--- Records for the exercise ---

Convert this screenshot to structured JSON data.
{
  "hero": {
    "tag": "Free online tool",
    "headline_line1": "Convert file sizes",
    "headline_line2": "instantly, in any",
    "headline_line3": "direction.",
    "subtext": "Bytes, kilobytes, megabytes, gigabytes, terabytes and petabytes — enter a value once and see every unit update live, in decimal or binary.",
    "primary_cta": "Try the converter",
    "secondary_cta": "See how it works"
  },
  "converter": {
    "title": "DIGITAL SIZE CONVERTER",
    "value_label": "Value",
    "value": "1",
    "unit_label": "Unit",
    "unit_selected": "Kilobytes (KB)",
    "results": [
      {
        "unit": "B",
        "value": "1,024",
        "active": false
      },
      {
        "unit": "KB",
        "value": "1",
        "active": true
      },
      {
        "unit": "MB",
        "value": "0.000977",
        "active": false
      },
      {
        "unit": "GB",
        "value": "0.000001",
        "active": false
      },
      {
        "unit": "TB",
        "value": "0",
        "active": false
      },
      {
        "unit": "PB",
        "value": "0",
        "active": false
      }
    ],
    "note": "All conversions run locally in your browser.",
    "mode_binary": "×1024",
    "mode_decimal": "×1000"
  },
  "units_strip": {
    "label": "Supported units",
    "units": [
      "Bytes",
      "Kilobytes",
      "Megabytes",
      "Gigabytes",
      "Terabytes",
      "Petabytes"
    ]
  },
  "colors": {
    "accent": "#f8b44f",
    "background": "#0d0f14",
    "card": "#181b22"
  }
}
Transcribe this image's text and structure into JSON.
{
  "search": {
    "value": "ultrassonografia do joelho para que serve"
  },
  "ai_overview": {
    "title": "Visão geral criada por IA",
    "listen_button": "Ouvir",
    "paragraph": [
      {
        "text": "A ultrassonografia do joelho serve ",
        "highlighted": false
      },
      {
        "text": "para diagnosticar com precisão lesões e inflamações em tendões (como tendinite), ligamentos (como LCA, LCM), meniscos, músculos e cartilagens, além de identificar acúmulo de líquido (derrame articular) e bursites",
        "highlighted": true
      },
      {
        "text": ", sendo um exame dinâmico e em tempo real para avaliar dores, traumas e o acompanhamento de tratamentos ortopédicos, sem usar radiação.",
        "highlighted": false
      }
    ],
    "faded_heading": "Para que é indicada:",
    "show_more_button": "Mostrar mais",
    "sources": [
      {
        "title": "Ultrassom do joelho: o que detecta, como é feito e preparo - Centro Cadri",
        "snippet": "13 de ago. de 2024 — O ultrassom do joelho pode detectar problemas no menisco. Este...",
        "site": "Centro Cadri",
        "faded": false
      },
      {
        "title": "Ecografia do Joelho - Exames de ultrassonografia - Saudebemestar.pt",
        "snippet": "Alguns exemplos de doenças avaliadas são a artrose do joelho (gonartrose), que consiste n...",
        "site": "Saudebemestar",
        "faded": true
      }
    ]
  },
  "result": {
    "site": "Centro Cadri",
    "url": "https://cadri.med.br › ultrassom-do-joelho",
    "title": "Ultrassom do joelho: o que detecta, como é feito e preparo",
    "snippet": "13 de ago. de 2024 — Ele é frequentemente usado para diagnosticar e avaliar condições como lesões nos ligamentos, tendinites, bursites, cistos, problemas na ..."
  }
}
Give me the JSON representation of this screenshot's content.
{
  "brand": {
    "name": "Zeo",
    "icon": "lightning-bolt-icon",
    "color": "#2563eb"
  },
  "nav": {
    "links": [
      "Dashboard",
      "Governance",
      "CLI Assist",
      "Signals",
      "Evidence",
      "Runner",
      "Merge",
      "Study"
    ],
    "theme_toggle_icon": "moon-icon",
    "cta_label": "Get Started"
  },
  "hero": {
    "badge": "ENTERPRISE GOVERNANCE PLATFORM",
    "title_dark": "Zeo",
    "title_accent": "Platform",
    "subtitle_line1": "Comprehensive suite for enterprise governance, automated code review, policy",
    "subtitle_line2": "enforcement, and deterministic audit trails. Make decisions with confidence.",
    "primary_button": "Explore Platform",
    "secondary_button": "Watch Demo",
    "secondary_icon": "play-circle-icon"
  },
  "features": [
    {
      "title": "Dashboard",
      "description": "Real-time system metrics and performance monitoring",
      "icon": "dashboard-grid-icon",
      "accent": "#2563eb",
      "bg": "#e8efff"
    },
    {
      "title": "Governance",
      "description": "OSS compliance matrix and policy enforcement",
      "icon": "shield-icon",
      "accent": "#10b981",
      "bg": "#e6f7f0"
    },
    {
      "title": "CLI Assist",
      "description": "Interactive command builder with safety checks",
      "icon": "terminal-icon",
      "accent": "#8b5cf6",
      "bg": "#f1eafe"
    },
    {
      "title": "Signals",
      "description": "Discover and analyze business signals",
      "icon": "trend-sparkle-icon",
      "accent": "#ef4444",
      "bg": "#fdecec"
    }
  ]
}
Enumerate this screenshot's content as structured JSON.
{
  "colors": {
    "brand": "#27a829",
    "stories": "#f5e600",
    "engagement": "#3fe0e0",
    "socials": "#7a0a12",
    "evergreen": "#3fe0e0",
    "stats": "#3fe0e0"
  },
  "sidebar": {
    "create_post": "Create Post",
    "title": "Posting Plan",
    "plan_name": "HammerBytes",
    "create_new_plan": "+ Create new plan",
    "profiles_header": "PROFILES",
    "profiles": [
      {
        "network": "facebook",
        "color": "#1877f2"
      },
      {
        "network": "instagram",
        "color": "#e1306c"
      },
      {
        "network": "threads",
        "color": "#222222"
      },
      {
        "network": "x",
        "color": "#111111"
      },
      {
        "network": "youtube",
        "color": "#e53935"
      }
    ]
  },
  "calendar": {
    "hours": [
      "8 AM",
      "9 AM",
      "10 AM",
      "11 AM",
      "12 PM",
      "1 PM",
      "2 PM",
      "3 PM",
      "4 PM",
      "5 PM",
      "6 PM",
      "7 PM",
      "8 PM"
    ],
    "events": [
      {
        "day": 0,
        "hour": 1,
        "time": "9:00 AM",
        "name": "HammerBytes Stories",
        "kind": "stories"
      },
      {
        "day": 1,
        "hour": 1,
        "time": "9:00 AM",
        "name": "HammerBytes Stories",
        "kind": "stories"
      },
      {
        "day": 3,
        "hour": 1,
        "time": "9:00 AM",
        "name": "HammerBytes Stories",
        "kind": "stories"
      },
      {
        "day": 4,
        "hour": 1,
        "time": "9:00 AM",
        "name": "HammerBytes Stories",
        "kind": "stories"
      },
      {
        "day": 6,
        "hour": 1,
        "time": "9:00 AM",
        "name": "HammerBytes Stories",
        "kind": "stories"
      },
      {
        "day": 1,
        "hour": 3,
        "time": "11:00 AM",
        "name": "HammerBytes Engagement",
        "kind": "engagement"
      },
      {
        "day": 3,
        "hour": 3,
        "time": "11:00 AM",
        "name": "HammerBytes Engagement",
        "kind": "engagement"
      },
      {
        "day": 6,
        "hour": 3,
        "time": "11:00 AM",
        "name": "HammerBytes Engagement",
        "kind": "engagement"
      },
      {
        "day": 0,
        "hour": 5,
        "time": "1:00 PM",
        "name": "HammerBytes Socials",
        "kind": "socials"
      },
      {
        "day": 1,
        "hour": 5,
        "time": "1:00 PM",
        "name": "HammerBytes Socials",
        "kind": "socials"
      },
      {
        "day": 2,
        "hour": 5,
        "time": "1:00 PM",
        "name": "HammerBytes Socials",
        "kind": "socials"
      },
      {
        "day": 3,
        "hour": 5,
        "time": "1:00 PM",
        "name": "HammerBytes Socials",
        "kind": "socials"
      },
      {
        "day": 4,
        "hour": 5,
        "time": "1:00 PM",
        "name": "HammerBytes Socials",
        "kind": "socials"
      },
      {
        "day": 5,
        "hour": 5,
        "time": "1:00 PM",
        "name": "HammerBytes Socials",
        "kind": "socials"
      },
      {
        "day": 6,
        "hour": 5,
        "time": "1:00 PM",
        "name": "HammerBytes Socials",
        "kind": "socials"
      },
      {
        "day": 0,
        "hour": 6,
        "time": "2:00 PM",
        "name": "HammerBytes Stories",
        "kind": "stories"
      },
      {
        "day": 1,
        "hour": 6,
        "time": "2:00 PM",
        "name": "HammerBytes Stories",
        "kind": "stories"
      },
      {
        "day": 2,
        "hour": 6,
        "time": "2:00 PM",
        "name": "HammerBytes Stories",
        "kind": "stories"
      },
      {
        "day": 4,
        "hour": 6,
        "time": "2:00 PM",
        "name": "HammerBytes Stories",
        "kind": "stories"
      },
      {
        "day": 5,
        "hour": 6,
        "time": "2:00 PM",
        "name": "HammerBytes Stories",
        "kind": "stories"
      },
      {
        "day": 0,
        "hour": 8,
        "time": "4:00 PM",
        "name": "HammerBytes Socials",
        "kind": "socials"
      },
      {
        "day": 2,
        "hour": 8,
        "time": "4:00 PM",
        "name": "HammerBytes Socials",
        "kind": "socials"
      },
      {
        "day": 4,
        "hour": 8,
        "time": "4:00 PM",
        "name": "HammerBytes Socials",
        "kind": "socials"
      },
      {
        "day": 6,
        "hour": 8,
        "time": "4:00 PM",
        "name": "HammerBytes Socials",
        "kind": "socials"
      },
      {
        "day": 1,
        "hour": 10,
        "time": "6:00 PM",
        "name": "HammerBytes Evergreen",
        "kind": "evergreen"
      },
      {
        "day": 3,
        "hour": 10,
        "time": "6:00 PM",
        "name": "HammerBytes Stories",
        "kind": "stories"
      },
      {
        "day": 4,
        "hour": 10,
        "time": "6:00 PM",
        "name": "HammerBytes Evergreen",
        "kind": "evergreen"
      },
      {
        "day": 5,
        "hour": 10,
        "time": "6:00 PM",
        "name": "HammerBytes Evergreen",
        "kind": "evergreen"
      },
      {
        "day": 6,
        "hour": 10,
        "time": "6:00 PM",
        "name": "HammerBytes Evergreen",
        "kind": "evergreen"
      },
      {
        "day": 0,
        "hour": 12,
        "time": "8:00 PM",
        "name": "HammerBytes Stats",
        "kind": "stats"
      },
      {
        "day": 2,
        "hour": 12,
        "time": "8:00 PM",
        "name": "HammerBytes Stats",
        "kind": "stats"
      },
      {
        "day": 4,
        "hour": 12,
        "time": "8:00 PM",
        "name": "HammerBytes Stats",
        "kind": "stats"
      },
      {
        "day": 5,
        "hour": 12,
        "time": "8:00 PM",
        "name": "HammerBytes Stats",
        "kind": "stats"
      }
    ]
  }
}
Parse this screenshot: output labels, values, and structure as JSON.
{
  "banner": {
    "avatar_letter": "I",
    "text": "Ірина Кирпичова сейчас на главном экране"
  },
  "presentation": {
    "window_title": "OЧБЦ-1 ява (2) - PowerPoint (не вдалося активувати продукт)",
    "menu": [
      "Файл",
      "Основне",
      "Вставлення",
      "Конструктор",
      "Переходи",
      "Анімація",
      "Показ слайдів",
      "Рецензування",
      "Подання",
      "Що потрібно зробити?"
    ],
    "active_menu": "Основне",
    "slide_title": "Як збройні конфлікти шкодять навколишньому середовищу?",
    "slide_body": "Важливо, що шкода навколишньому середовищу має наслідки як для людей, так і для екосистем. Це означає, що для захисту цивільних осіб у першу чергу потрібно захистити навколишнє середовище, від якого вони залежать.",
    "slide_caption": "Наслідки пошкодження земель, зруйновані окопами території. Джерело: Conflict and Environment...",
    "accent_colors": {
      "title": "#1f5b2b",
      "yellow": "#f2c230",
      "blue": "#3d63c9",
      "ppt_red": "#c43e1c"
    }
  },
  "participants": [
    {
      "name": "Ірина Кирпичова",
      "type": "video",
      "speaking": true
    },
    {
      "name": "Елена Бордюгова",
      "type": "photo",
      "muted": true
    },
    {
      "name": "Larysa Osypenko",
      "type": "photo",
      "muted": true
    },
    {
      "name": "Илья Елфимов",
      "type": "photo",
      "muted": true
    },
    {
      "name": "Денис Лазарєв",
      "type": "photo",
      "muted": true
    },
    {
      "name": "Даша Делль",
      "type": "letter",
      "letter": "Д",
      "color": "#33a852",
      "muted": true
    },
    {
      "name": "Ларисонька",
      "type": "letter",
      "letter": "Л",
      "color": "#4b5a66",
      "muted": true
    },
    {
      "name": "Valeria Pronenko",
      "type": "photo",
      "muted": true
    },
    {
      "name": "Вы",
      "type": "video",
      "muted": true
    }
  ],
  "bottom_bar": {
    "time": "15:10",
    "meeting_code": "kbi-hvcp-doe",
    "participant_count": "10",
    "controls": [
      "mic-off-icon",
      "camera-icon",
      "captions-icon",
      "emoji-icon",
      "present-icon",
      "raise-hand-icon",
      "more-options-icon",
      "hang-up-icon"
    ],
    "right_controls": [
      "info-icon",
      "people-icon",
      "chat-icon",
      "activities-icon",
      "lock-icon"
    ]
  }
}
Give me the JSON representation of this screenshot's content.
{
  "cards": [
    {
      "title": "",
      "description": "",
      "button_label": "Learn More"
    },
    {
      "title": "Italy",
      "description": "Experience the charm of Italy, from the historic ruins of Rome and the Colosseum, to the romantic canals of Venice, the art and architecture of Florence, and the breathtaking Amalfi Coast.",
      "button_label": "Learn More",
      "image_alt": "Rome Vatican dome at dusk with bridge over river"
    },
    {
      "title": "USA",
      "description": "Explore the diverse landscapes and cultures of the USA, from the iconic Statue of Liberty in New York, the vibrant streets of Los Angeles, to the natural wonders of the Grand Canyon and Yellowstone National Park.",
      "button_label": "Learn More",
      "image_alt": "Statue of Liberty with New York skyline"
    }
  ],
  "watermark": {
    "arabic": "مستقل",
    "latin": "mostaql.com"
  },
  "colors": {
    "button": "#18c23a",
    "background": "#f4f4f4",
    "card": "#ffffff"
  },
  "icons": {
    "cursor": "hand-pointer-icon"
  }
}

---

Objective:
In the entries above, identify every line with the word "policy". Copy those lines.

Worked solution:
    "subtitle_line1": "Comprehensive suite for enterprise governance, automated code review, policy",
      "description": "OSS compliance matrix and policy enforcement",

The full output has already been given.